Locate each line with the string "icon" in the listing below and copy it.
* Start *
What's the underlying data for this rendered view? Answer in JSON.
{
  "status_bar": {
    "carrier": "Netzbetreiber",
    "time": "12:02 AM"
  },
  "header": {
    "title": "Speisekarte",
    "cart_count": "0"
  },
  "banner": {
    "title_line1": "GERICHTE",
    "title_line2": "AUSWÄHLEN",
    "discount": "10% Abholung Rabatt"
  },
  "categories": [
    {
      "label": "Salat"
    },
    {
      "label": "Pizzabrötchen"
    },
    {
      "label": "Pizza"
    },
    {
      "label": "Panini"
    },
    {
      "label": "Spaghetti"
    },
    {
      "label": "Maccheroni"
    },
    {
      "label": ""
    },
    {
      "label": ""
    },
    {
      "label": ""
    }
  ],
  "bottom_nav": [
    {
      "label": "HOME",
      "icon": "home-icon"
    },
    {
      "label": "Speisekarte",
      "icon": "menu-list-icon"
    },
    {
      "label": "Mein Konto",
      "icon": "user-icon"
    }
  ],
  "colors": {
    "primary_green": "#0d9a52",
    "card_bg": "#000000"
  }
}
* End *
* Start *
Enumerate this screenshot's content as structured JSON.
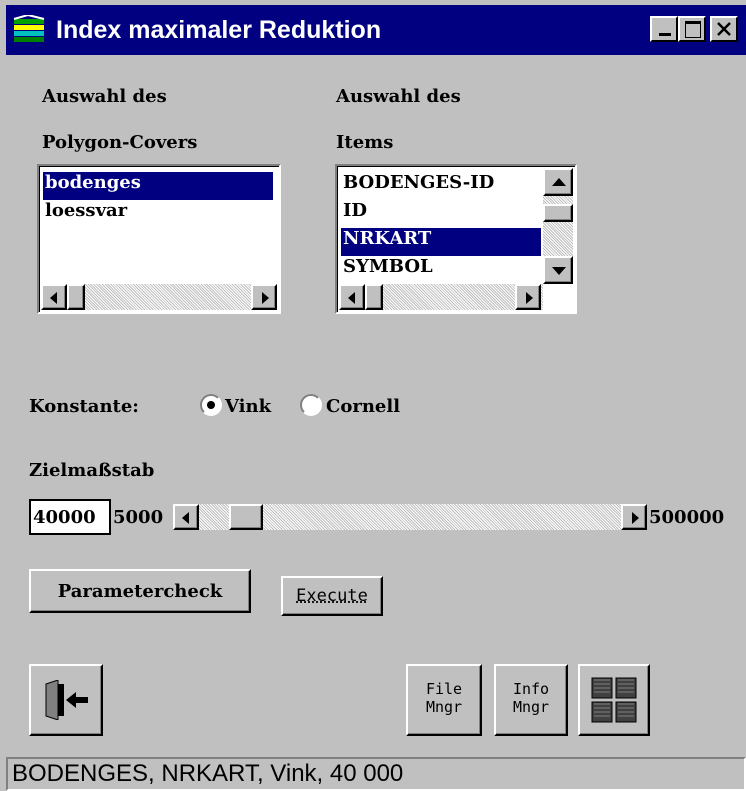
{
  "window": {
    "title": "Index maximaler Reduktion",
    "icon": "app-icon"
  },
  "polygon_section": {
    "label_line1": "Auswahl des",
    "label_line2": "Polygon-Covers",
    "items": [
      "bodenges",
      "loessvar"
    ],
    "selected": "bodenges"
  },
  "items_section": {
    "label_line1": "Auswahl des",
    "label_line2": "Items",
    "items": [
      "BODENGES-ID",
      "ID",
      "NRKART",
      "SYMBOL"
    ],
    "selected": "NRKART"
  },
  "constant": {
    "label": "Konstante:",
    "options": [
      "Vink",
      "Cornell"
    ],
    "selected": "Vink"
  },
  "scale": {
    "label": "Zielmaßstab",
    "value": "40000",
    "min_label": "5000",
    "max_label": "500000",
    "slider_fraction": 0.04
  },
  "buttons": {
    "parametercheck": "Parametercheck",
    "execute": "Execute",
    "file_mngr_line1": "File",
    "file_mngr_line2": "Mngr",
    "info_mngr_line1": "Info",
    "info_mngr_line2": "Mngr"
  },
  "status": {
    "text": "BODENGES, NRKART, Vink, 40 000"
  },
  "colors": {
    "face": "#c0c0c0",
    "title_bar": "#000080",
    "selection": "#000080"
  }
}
* End *
RESULT OF THIS TASK
      "icon": "home-icon"
      "icon": "menu-list-icon"
      "icon": "user-icon"
    "icon": "app-icon"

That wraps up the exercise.